Filter the entries below, keeping only lines with the word "those".

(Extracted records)
########
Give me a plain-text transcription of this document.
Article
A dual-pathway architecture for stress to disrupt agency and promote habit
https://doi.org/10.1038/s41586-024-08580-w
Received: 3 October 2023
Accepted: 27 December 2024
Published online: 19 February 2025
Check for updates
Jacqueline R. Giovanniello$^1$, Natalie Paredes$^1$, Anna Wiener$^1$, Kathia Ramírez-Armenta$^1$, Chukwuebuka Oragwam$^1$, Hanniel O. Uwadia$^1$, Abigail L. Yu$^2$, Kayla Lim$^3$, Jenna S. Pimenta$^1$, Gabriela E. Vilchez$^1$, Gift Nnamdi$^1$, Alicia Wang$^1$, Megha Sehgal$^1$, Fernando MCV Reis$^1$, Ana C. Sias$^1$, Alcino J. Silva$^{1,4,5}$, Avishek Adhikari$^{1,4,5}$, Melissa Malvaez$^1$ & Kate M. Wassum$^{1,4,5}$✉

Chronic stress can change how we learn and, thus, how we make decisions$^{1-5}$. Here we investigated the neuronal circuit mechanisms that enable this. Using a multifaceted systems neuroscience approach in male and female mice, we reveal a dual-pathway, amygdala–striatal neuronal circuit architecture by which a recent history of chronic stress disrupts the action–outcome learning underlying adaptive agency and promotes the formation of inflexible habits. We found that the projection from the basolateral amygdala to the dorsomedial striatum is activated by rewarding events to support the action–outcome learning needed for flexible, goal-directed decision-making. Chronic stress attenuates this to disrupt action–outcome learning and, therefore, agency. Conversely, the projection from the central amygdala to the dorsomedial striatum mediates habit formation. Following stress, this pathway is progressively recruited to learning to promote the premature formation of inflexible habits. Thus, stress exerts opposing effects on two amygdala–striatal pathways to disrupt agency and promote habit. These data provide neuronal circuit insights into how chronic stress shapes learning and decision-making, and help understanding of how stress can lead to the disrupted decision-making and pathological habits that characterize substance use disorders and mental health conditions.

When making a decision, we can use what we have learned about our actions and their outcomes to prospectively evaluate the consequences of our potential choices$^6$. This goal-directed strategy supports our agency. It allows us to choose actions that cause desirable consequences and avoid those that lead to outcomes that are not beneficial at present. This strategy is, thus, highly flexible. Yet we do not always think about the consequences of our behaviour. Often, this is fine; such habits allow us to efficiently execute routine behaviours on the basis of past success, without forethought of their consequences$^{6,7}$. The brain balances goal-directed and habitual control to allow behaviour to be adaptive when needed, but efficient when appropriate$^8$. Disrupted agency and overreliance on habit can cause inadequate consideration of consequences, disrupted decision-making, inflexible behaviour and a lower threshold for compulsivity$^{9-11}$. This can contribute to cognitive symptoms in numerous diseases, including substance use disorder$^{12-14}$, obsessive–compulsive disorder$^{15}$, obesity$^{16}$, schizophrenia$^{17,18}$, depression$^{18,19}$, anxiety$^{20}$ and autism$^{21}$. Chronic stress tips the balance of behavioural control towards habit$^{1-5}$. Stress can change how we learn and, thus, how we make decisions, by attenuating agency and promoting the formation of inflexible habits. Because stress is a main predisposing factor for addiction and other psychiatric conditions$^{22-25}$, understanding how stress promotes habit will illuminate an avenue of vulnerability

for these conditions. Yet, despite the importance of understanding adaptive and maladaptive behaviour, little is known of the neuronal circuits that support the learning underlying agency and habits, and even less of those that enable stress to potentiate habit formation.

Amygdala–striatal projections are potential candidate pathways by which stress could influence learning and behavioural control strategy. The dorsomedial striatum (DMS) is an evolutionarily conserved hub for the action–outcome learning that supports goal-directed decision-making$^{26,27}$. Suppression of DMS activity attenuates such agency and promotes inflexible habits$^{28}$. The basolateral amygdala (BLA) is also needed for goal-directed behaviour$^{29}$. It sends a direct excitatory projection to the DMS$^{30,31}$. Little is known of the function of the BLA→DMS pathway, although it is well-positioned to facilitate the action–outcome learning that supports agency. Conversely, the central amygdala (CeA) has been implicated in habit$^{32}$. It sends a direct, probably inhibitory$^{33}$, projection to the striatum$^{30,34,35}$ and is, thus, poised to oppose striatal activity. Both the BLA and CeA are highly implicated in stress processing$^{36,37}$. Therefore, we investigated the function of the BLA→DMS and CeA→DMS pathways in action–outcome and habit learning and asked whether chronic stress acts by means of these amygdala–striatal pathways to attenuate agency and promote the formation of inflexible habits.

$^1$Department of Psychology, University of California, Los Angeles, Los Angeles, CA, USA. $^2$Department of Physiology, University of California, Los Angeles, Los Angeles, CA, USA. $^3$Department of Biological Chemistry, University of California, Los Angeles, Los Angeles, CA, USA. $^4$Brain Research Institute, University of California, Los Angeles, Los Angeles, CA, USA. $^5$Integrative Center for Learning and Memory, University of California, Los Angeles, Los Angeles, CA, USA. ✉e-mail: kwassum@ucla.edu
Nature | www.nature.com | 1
########
*TASK RESPONSE:*
When making a decision, we can use what we have learned about our actions and their outcomes to prospectively evaluate the consequences of our potential choices$^6$. This goal-directed strategy supports our agency. It allows us to choose actions that cause desirable consequences and avoid those that lead to outcomes that are not beneficial at present. This strategy is, thus, highly flexible. Yet we do not always think about the consequences of our behaviour. Often, this is fine; such habits allow us to efficiently execute routine behaviours on the basis of past success, without forethought of their consequences$^{6,7}$. The brain balances goal-directed and habitual control to allow behaviour to be adaptive when needed, but efficient when appropriate$^8$. Disrupted agency and overreliance on habit can cause inadequate consideration of consequences, disrupted decision-making, inflexible behaviour and a lower threshold for compulsivity$^{9-11}$. This can contribute to cognitive symptoms in numerous diseases, including substance use disorder$^{12-14}$, obsessive–compulsive disorder$^{15}$, obesity$^{16}$, schizophrenia$^{17,18}$, depression$^{18,19}$, anxiety$^{20}$ and autism$^{21}$. Chronic stress tips the balance of behavioural control towards habit$^{1-5}$. Stress can change how we learn and, thus, how we make decisions, by attenuating agency and promoting the formation of inflexible habits. Because stress is a main predisposing factor for addiction and other psychiatric conditions$^{22-25}$, understanding how stress promotes habit will illuminate an avenue of vulnerability
for these conditions. Yet, despite the importance of understanding adaptive and maladaptive behaviour, little is known of the neuronal circuits that support the learning underlying agency and habits, and even less of those that enable stress to potentiate habit formation.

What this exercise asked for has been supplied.